● Task prompt:
Copy each line of the listing below exactly.

[Records about charts and figures]
--------------------------------
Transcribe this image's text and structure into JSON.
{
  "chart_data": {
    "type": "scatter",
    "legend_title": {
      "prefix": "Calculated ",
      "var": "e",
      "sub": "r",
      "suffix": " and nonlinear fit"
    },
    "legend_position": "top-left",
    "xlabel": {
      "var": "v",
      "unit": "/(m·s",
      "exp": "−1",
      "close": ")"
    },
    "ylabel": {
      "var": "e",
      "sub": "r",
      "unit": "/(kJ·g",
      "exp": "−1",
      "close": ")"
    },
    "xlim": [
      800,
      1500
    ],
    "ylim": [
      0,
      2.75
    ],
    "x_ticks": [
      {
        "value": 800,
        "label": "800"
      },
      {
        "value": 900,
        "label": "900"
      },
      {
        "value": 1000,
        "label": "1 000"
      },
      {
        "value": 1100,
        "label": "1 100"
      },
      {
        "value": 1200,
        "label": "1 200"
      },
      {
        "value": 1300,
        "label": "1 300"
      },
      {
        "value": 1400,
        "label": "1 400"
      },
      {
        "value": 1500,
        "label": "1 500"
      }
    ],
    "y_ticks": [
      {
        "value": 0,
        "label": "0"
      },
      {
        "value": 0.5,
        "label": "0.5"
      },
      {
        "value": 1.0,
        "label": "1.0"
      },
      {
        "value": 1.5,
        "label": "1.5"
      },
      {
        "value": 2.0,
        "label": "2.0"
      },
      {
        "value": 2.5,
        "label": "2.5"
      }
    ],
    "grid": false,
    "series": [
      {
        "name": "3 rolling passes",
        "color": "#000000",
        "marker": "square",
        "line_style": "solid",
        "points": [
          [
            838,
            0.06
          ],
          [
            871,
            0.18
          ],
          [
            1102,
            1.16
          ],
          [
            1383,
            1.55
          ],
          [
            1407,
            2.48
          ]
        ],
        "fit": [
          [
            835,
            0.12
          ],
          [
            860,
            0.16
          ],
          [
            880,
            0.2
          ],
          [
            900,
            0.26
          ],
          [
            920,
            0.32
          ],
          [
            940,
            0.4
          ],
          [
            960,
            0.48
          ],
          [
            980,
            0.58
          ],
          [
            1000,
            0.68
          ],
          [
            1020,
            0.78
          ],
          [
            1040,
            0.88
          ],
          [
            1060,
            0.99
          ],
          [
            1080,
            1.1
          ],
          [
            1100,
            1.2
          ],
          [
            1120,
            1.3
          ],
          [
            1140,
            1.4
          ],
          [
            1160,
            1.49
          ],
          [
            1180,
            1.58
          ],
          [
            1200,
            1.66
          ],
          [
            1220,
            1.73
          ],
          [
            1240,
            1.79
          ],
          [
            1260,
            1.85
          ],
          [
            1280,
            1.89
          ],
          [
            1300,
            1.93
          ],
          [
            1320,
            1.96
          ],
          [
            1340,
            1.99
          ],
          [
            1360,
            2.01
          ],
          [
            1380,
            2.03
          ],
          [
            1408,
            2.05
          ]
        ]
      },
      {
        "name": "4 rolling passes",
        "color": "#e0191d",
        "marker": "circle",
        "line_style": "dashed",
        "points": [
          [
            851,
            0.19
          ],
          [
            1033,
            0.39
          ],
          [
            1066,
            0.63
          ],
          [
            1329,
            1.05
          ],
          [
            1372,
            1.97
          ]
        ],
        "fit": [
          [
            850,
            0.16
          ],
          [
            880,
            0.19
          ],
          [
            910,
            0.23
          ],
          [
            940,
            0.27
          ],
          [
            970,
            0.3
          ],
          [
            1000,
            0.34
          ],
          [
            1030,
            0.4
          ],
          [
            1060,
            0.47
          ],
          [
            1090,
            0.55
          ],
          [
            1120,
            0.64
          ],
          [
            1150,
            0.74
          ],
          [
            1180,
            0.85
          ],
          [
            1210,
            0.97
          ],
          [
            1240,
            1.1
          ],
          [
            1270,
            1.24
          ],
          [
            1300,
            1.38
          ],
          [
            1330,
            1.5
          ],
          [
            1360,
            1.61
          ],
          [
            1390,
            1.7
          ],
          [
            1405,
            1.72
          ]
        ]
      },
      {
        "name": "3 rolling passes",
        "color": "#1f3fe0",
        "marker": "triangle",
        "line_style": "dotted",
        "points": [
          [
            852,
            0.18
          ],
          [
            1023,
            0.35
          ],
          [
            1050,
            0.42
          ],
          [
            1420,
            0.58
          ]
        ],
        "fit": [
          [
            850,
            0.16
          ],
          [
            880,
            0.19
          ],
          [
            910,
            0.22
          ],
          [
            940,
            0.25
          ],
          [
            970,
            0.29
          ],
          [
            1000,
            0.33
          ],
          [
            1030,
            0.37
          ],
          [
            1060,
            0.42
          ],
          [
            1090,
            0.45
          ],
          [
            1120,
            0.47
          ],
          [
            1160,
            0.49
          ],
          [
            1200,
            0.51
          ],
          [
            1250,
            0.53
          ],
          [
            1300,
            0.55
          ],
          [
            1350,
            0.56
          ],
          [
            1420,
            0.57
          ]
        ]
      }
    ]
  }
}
--------------------------------
● Final answer:
Transcribe this image's text and structure into JSON.
{
  "chart_data": {
    "type": "scatter",
    "legend_title": {
      "prefix": "Calculated ",
      "var": "e",
      "sub": "r",
      "suffix": " and nonlinear fit"
    },
    "legend_position": "top-left",
    "xlabel": {
      "var": "v",
      "unit": "/(m·s",
      "exp": "−1",
      "close": ")"
    },
    "ylabel": {
      "var": "e",
      "sub": "r",
      "unit": "/(kJ·g",
      "exp": "−1",
      "close": ")"
    },
    "xlim": [
      800,
      1500
    ],
    "ylim": [
      0,
      2.75
    ],
    "x_ticks": [
      {
        "value": 800,
        "label": "800"
      },
      {
        "value": 900,
        "label": "900"
      },
      {
        "value": 1000,
        "label": "1 000"
      },
      {
        "value": 1100,
        "label": "1 100"
      },
      {
        "value": 1200,
        "label": "1 200"
      },
      {
        "value": 1300,
        "label": "1 300"
      },
      {
        "value": 1400,
        "label": "1 400"
      },
      {
        "value": 1500,
        "label": "1 500"
      }
    ],
    "y_ticks": [
      {
        "value": 0,
        "label": "0"
      },
      {
        "value": 0.5,
        "label": "0.5"
      },
      {
        "value": 1.0,
        "label": "1.0"
      },
      {
        "value": 1.5,
        "label": "1.5"
      },
      {
        "value": 2.0,
        "label": "2.0"
      },
      {
        "value": 2.5,
        "label": "2.5"
      }
    ],
    "grid": false,
    "series": [
      {
        "name": "3 rolling passes",
        "color": "#000000",
        "marker": "square",
        "line_style": "solid",
        "points": [
          [
            838,
            0.06
          ],
          [
            871,
            0.18
          ],
          [
            1102,
            1.16
          ],
          [
            1383,
            1.55
          ],
          [
            1407,
            2.48
          ]
        ],
        "fit": [
          [
            835,
            0.12
          ],
          [
            860,
            0.16
          ],
          [
            880,
            0.2
          ],
          [
            900,
            0.26
          ],
          [
            920,
            0.32
          ],
          [
            940,
            0.4
          ],
          [
            960,
            0.48
          ],
          [
            980,
            0.58
          ],
          [
            1000,
            0.68
          ],
          [
            1020,
            0.78
          ],
          [
            1040,
            0.88
          ],
          [
            1060,
            0.99
          ],
          [
            1080,
            1.1
          ],
          [
            1100,
            1.2
          ],
          [
            1120,
            1.3
          ],
          [
            1140,
            1.4
          ],
          [
            1160,
            1.49
          ],
          [
            1180,
            1.58
          ],
          [
            1200,
            1.66
          ],
          [
            1220,
            1.73
          ],
          [
            1240,
            1.79
          ],
          [
            1260,
            1.85
          ],
          [
            1280,
            1.89
          ],
          [
            1300,
            1.93
          ],
          [
            1320,
            1.96
          ],
          [
            1340,
            1.99
          ],
          [
            1360,
            2.01
          ],
          [
            1380,
            2.03
          ],
          [
            1408,
            2.05
          ]
        ]
      },
      {
        "name": "4 rolling passes",
        "color": "#e0191d",
        "marker": "circle",
        "line_style": "dashed",
        "points": [
          [
            851,
            0.19
          ],
          [
            1033,
            0.39
          ],
          [
            1066,
            0.63
          ],
          [
            1329,
            1.05
          ],
          [
            1372,
            1.97
          ]
        ],
        "fit": [
          [
            850,
            0.16
          ],
          [
            880,
            0.19
          ],
          [
            910,
            0.23
          ],
          [
            940,
            0.27
          ],
          [
            970,
            0.3
          ],
          [
            1000,
            0.34
          ],
          [
            1030,
            0.4
          ],
          [
            1060,
            0.47
          ],
          [
            1090,
            0.55
          ],
          [
            1120,
            0.64
          ],
          [
            1150,
            0.74
          ],
          [
            1180,
            0.85
          ],
          [
            1210,
            0.97
          ],
          [
            1240,
            1.1
          ],
          [
            1270,
            1.24
          ],
          [
            1300,
            1.38
          ],
          [
            1330,
            1.5
          ],
          [
            1360,
            1.61
          ],
          [
            1390,
            1.7
          ],
          [
            1405,
            1.72
          ]
        ]
      },
      {
        "name": "3 rolling passes",
        "color": "#1f3fe0",
        "marker": "triangle",
        "line_style": "dotted",
        "points": [
          [
            852,
            0.18
          ],
          [
            1023,
            0.35
          ],
          [
            1050,
            0.42
          ],
          [
            1420,
            0.58
          ]
        ],
        "fit": [
          [
            850,
            0.16
          ],
          [
            880,
            0.19
          ],
          [
            910,
            0.22
          ],
          [
            940,
            0.25
          ],
          [
            970,
            0.29
          ],
          [
            1000,
            0.33
          ],
          [
            1030,
            0.37
          ],
          [
            1060,
            0.42
          ],
          [
            1090,
            0.45
          ],
          [
            1120,
            0.47
          ],
          [
            1160,
            0.49
          ],
          [
            1200,
            0.51
          ],
          [
            1250,
            0.53
          ],
          [
            1300,
            0.55
          ],
          [
            1350,
            0.56
          ],
          [
            1420,
            0.57
          ]
        ]
      }
    ]
  }
}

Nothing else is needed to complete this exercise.